▶ **Written problem**: In the listing that follows, count every line with the word "this" in it and write only the total.

══════════

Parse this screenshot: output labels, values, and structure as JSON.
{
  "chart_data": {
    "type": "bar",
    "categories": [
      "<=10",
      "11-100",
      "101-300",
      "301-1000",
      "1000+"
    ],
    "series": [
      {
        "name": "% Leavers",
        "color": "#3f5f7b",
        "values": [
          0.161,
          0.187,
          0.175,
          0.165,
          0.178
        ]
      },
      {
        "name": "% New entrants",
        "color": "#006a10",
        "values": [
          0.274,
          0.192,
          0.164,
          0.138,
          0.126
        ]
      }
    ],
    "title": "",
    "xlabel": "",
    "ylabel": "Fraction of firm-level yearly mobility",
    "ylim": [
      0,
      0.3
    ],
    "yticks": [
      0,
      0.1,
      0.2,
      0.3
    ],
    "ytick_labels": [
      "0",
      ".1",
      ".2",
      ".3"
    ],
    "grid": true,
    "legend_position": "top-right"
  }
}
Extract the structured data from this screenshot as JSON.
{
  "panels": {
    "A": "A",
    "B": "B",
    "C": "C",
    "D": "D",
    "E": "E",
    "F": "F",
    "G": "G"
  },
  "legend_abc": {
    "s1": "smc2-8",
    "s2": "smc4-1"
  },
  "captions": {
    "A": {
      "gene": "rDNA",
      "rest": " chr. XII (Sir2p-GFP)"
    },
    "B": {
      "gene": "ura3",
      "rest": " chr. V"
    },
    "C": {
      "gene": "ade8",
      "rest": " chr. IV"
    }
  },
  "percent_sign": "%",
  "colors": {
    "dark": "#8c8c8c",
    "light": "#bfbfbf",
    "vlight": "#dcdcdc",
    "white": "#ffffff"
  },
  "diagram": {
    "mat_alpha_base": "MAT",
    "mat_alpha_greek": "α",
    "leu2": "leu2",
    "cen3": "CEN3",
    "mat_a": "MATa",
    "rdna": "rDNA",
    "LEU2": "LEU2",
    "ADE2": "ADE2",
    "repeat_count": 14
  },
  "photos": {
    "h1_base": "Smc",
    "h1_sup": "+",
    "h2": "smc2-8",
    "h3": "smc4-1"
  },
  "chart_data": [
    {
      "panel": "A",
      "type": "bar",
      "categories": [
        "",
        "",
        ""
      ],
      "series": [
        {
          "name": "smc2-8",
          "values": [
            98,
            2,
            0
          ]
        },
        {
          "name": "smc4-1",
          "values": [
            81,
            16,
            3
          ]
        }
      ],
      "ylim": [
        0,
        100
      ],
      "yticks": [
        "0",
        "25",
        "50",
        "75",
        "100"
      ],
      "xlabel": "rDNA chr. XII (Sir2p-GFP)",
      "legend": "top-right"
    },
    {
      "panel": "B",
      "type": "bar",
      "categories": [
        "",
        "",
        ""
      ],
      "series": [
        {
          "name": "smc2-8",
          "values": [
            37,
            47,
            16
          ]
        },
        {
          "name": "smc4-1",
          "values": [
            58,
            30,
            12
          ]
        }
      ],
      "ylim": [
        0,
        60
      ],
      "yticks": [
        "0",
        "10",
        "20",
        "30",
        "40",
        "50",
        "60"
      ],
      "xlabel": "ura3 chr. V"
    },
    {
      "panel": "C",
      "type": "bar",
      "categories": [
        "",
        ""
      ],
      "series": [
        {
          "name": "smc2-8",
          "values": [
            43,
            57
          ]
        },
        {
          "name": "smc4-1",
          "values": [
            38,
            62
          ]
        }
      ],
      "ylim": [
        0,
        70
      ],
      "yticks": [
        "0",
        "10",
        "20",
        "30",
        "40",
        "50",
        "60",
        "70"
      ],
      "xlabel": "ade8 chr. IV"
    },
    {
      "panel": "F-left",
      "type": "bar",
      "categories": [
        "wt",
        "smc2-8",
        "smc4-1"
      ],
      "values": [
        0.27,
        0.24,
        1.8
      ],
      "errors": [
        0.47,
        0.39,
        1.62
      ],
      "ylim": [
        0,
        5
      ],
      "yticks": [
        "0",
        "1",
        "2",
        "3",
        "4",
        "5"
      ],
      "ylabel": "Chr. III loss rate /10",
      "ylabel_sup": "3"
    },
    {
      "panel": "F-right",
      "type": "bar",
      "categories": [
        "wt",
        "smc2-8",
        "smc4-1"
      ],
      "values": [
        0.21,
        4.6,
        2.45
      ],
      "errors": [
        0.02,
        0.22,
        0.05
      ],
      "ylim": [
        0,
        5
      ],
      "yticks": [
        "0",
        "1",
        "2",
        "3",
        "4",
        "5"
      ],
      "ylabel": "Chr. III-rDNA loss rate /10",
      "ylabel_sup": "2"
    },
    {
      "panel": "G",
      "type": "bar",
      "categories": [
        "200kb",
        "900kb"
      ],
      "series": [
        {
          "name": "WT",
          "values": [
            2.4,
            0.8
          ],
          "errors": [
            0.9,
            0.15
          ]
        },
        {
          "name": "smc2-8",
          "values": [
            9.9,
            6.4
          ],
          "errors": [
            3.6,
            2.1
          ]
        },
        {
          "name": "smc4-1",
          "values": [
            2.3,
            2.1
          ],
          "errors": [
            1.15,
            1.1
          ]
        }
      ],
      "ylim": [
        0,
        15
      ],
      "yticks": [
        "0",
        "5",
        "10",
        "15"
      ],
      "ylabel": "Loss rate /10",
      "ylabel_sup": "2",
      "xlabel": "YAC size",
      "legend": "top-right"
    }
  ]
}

══════════

▶ **Reply**: 2